課題: 免疫学研究と臨床を両立する医師についての文章の続きを、最後の文の後から書きなさい。

理解ある環境で臨床と研究を両立。免疫学研究の知見を感染症医療の現場に生かす。
免疫細胞に着目し、神経伝達物質の影響や感染症に対する反応を解き明かす。
体内に異物が侵入してきたとき、リンパ球などの免疫細胞が反応して免疫反応や炎症を起こします。この免疫反応に神経伝達物質が関与していると言われています。そこで、時として起こる過剰な炎症反応を制御する方法を探るべく、神経伝達物質が免疫細胞に与える影響について解析しています。また、昨今の社会的要請を踏まえ、新型コロナウイルス感染症患者の免疫応答の解析にも尽力。免疫応答とは、感染を防御する際の免疫細胞における反応を指しますが、このメカニズムを解き明かすことがより効果の高いワクチンの開発につながると考えています。これらの他にも、大学病院内で検出された病原性の微生物の遺伝子解析など、多様な研究を進めています。さまざまな研究活動に励む一方で、培った知見を生かしながら臨床医としても勤務。コロナ診療から院内の感染症対策まで、幅広い業務に取り組む毎日です。
課外学習プログラムへの参加を機に免疫学の面白さを知り、研究の道へ。
私は昔から実験が大好きで、高校生の頃は化学教師か医師になりたいと考えていました。最終的に医学部を志したのは、医療は多岐にわたる分野と関わりがあるため、研究テーマの選択肢も幅広そうだと感じたからです。現在の専門領域に行き着いたのは、大学3年次に課外学習プログラム「夏期プロ」で免疫学教室を選び、実験に参加したことがきっかけ。その時はスギとダニのアレルゲンに対する応答の解析を実施しました。もともと免疫学の授業でHLAという白血球の血液型が人によって違い、病原体に対する反応も異なることを知り興味があったのですが、同教室でその面白さを改めて実感。そこから本格的に免疫学研究の世界へ足を踏み入れました。
「研究医養成プログラム」を活用して学位に加え、専門医の受験資格も取得。

データ:
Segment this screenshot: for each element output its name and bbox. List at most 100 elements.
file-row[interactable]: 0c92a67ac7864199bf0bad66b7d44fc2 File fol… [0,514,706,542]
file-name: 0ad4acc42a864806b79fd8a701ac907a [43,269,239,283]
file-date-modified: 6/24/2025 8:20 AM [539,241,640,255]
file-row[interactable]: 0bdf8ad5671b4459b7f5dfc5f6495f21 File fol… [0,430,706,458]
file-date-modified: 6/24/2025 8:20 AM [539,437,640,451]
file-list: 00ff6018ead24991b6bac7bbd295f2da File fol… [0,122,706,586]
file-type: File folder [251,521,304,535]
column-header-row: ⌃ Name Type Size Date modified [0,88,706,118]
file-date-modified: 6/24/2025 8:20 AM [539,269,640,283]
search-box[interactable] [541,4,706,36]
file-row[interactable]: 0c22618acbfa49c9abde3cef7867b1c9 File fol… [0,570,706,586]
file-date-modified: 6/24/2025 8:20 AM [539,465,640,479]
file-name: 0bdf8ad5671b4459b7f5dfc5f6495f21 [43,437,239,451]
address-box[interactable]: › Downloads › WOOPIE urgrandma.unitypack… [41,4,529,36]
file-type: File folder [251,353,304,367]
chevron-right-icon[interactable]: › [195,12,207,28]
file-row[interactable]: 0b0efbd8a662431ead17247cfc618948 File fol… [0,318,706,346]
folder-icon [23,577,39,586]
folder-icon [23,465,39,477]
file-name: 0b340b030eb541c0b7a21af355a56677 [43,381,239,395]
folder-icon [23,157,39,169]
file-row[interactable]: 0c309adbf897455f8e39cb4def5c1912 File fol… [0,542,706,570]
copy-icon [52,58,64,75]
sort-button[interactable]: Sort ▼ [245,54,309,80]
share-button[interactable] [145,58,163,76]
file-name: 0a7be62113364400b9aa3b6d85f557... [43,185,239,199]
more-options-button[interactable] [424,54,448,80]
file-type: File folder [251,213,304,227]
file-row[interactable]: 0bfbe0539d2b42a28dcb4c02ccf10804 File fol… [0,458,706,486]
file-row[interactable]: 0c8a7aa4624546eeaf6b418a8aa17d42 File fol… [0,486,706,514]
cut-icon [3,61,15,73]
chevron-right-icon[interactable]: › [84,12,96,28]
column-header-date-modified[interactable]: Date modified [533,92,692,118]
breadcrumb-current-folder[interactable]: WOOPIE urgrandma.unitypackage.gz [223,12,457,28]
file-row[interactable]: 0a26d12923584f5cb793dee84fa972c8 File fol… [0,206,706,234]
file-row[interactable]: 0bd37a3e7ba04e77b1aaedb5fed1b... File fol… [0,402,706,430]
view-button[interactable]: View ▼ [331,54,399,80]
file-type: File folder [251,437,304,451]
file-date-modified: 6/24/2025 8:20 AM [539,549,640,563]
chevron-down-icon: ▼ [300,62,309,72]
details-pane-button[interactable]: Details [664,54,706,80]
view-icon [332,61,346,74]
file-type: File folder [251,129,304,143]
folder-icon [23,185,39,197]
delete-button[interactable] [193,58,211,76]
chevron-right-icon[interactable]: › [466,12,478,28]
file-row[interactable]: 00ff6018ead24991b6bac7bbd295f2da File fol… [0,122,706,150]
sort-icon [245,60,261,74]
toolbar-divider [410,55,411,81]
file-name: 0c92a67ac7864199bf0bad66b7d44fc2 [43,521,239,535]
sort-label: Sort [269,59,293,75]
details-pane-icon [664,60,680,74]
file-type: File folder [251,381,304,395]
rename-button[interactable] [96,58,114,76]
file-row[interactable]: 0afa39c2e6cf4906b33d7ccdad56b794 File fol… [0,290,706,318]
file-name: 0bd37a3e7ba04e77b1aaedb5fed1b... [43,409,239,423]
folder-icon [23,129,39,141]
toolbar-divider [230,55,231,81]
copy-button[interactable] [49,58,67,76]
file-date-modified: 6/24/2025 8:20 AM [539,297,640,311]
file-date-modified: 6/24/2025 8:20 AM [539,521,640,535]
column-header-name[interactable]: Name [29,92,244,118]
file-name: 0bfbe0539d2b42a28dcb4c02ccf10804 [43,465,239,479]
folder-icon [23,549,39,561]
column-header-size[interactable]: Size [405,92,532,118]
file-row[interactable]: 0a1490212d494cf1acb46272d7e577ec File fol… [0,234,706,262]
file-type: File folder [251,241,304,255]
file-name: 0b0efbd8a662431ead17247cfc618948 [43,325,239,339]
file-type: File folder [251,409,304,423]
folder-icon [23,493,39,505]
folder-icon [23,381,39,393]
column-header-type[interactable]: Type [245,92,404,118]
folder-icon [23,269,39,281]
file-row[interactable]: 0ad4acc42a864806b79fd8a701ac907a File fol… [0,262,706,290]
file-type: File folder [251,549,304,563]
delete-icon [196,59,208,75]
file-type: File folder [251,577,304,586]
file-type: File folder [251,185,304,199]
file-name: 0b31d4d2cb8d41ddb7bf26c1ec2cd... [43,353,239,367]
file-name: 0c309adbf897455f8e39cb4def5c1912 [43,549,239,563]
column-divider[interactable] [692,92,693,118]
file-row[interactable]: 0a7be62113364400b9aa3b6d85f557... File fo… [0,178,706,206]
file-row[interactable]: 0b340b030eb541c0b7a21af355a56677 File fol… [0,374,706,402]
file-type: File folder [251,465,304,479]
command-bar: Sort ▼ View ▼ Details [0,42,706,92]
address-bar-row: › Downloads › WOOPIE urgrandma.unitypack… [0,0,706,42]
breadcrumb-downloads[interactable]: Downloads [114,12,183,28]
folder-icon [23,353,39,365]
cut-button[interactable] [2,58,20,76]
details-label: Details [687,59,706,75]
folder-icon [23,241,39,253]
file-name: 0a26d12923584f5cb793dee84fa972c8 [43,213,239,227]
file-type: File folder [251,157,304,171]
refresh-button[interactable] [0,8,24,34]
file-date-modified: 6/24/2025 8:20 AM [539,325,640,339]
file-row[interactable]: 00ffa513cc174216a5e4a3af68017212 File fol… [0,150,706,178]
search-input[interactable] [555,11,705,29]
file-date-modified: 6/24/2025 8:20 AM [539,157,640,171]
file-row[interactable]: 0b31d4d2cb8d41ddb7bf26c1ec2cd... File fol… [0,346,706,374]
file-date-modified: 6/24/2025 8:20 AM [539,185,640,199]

解答欄:
埼玉医科大学には「研究医養成プログラム」が用意されており、私はその1期生にあたります。医学部卒業と同時に大学院に進学し、研修医の業務終了後に講義を受けるなどして単位を修得。その後、内科専攻医として研修を積みながら基礎研究に励み、卒後4年目で医学博士、卒後5年目で内科専門医の受験資格を取得できました。忙しい日々ではありましたが、おかげで時間配分を工夫して効率的に動く力が身に付いたと感じます。現在所属している医学部免疫学と大学病院感染症科・感染制御科はどちらも研究が盛んで、臨床と研究の両立に対して理解がある素晴らしい環境です。今後も経験豊富な上司による手厚い指導の下、免疫学と感染症学の両分野にまたがる研究を推進していきます。
医師は一生学び続ける職業です。私は大学受験で身に付けた「学ぶ姿勢」のおかげで入学後の勉強がとても楽しく感じました。皆さんが受験生として経験することは将来必ず役に立つので、全力で頑張ってほしいと思います。
埼玉医科大学医学部免疫学 埼玉医科大学病院 感染症科・感染制御科 戸叶 美枝子 先生
2017年埼玉医科大学医学部卒業、2021年同大学大学院医学研究科修了。同年4月より免疫学分野で助教を務め、2022年から同大学病院の感染症科・感染制御科助教を兼担する。専門領域は免疫学や感染症学、感染制御学。